SHORT TASK — Where a line holds the string "image", return that line.

Extracted records
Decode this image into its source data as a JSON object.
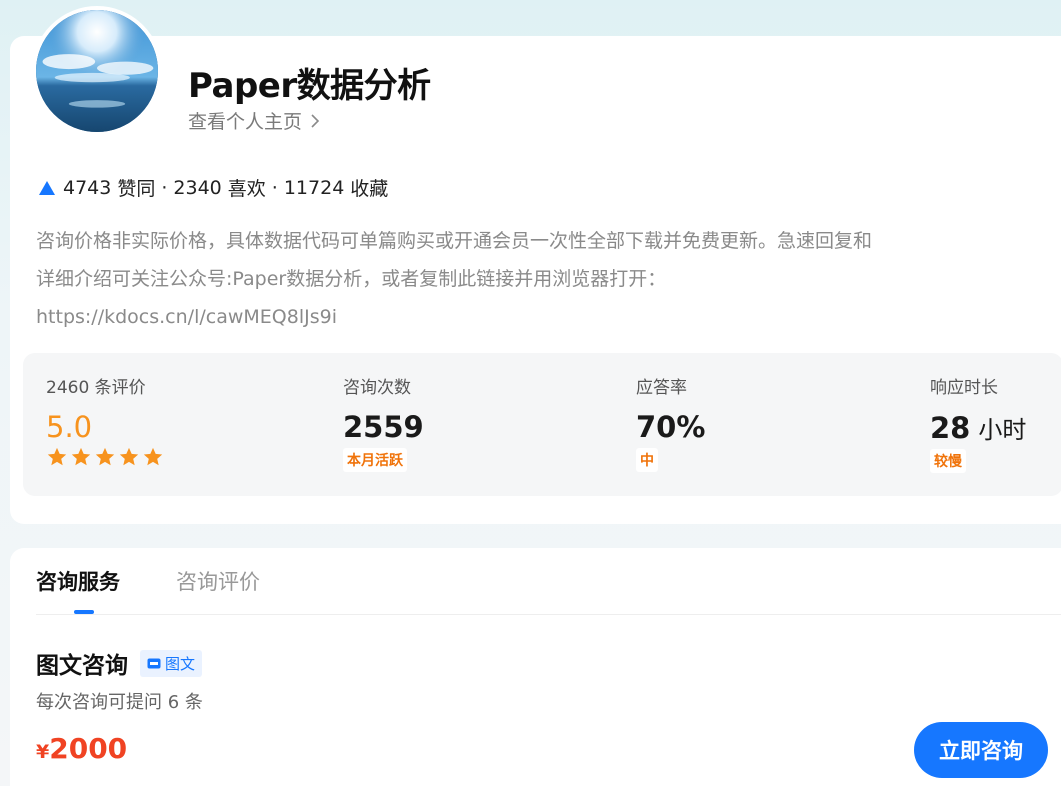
{
  "profile": {
    "name": "Paper数据分析",
    "homepage_link": "查看个人主页",
    "stats": {
      "agree_count": "4743",
      "agree_label": "赞同",
      "like_count": "2340",
      "like_label": "喜欢",
      "collect_count": "11724",
      "collect_label": "收藏",
      "separator": "·"
    },
    "intro_lines": [
      "咨询价格非实际价格，具体数据代码可单篇购买或开通会员一次性全部下载并免费更新。急速回复和",
      "详细介绍可关注公众号:Paper数据分析，或者复制此链接并用浏览器打开：",
      "https://kdocs.cn/l/cawMEQ8lJs9i"
    ]
  },
  "metrics": {
    "reviews": {
      "label": "2460 条评价",
      "value": "5.0",
      "stars": 5
    },
    "consults": {
      "label": "咨询次数",
      "value": "2559",
      "tag": "本月活跃"
    },
    "response_rate": {
      "label": "应答率",
      "value": "70%",
      "tag": "中"
    },
    "response_time": {
      "label": "响应时长",
      "value": "28",
      "unit": "小时",
      "tag": "较慢"
    }
  },
  "tabs": [
    {
      "label": "咨询服务",
      "active": true
    },
    {
      "label": "咨询评价",
      "active": false
    }
  ],
  "service": {
    "title": "图文咨询",
    "badge": "图文",
    "description": "每次咨询可提问 6 条",
    "currency": "¥",
    "price": "2000",
    "button": "立即咨询"
  },
  "colors": {
    "accent": "#1677ff",
    "rating": "#f7931e",
    "price": "#f04323",
    "tag": "#f0730a"
  },
  "icons": [
    "avatar-image",
    "chevron-right-icon",
    "agree-triangle-icon",
    "star-icon",
    "image-icon"
  ]
}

RESULT —
Decode this image into its source data as a JSON object.
    "avatar-image",
    "image-icon"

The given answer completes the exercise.